━━━━━ PROVIDED DATA
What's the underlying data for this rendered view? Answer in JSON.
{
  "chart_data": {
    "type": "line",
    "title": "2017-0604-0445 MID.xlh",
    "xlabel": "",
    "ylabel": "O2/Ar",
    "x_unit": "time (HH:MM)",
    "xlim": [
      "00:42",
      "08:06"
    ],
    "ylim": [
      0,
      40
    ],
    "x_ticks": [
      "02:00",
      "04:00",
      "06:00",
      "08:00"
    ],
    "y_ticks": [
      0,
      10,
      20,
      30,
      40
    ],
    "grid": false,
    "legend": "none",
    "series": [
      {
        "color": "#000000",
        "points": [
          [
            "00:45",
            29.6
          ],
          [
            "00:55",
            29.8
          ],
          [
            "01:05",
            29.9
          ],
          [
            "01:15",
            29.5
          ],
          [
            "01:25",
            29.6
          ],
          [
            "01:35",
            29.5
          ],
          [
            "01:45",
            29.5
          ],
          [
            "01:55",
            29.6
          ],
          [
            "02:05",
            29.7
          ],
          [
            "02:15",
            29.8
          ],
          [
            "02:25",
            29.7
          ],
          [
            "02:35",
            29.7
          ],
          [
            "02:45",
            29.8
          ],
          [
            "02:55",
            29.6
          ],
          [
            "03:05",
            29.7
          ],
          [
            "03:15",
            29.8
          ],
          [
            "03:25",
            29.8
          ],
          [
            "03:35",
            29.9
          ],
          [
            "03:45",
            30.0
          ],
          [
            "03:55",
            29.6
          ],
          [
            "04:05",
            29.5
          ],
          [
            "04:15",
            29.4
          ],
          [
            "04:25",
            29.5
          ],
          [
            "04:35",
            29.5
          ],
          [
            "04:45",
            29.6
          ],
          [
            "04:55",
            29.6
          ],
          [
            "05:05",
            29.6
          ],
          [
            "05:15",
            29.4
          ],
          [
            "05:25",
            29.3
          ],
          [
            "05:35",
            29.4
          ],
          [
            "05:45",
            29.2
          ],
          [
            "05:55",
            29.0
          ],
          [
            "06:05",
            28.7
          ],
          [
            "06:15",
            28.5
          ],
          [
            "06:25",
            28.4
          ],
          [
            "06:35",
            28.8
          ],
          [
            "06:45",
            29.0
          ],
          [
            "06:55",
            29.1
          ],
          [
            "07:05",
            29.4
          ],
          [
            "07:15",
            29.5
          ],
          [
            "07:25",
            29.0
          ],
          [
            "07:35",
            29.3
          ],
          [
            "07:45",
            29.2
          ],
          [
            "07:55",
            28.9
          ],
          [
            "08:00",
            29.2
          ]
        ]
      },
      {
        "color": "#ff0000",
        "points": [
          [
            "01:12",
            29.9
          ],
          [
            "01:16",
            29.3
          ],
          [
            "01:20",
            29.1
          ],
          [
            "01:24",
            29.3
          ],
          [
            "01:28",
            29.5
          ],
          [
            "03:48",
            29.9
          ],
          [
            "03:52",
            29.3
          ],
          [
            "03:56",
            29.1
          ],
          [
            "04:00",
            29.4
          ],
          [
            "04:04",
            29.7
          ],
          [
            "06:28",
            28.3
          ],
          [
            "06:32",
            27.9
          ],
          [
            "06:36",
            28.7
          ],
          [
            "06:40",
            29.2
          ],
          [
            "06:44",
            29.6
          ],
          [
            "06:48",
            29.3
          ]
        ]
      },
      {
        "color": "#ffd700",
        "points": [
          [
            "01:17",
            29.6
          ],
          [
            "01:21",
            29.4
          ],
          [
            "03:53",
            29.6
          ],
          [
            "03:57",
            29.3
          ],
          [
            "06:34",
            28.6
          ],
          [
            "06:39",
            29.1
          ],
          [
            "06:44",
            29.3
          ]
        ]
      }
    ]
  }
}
━━━━━━━━━━
→ **TASK OBJECTIVE**: Using the entries above, return each line in which the word "color" occurs.

→ **WRITTEN RESPONSE**:
        "color": "#000000",
        "color": "#ff0000",
        "color": "#ffd700",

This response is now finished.